> _Task statement_
Find every line in the records that holds the string "bucket". Copy each one.

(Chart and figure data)
.....
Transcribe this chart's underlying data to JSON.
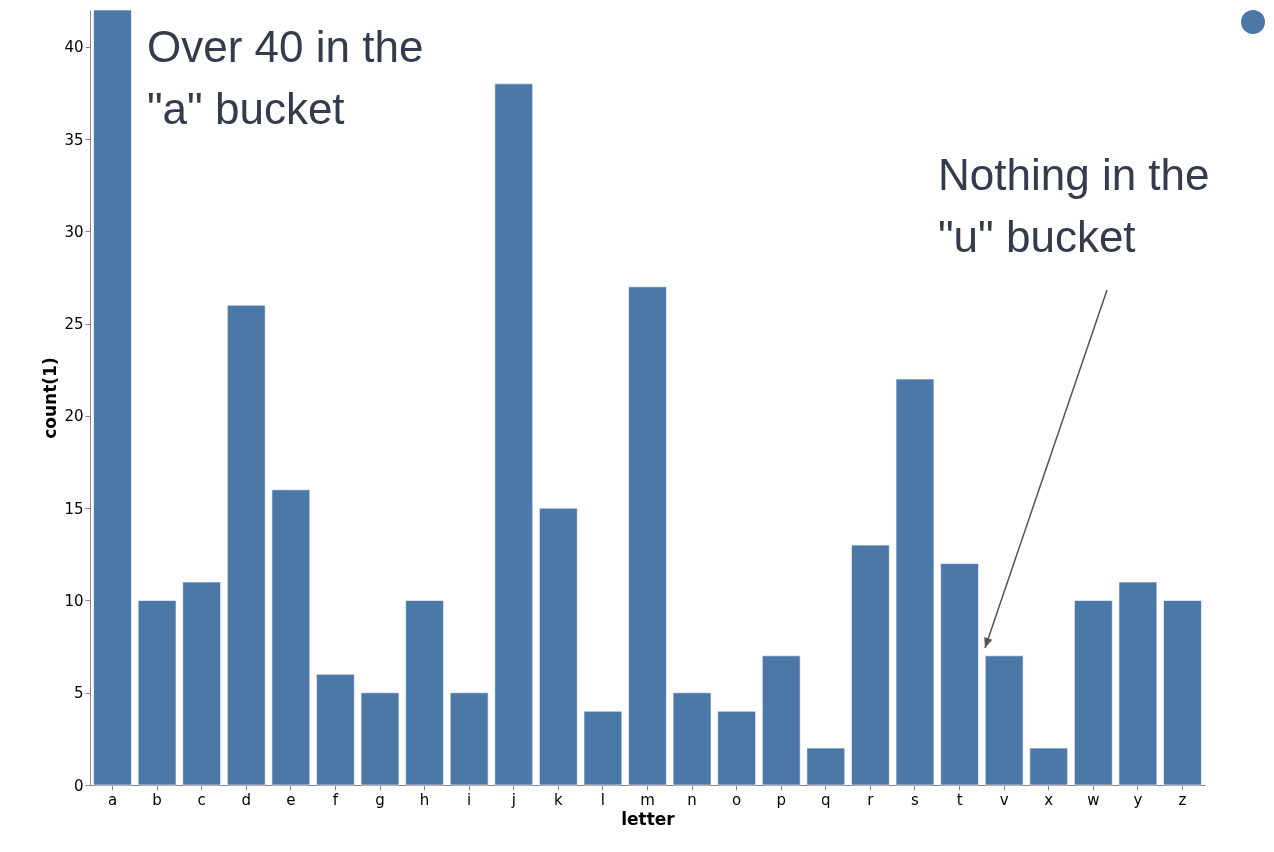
{
  "chart_data": {
    "type": "bar",
    "xlabel": "letter",
    "ylabel": "count(1)",
    "categories": [
      "a",
      "b",
      "c",
      "d",
      "e",
      "f",
      "g",
      "h",
      "i",
      "j",
      "k",
      "l",
      "m",
      "n",
      "o",
      "p",
      "q",
      "r",
      "s",
      "t",
      "v",
      "x",
      "w",
      "y",
      "z"
    ],
    "values": [
      42,
      10,
      11,
      26,
      16,
      6,
      5,
      10,
      5,
      38,
      15,
      4,
      27,
      5,
      4,
      7,
      2,
      13,
      22,
      12,
      7,
      2,
      10,
      11,
      10
    ],
    "color": "#4c78a8",
    "ylim": [
      0,
      42
    ],
    "yticks": [
      0,
      5,
      10,
      15,
      20,
      25,
      30,
      35,
      40
    ],
    "grid": false,
    "annotations": [
      "Over 40 in the \"a\" bucket",
      "Nothing in the \"u\" bucket"
    ]
  }
}
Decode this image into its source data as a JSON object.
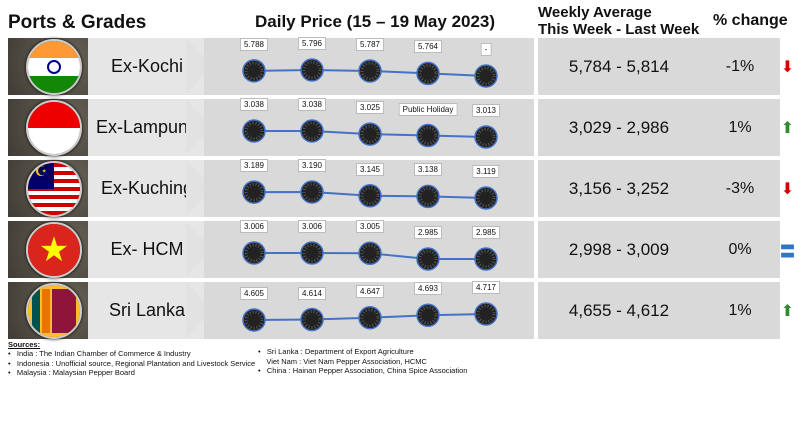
.....
> _Task answer_
      "Over 40 in the \"a\" bucket",
      "Nothing in the \"u\" bucket"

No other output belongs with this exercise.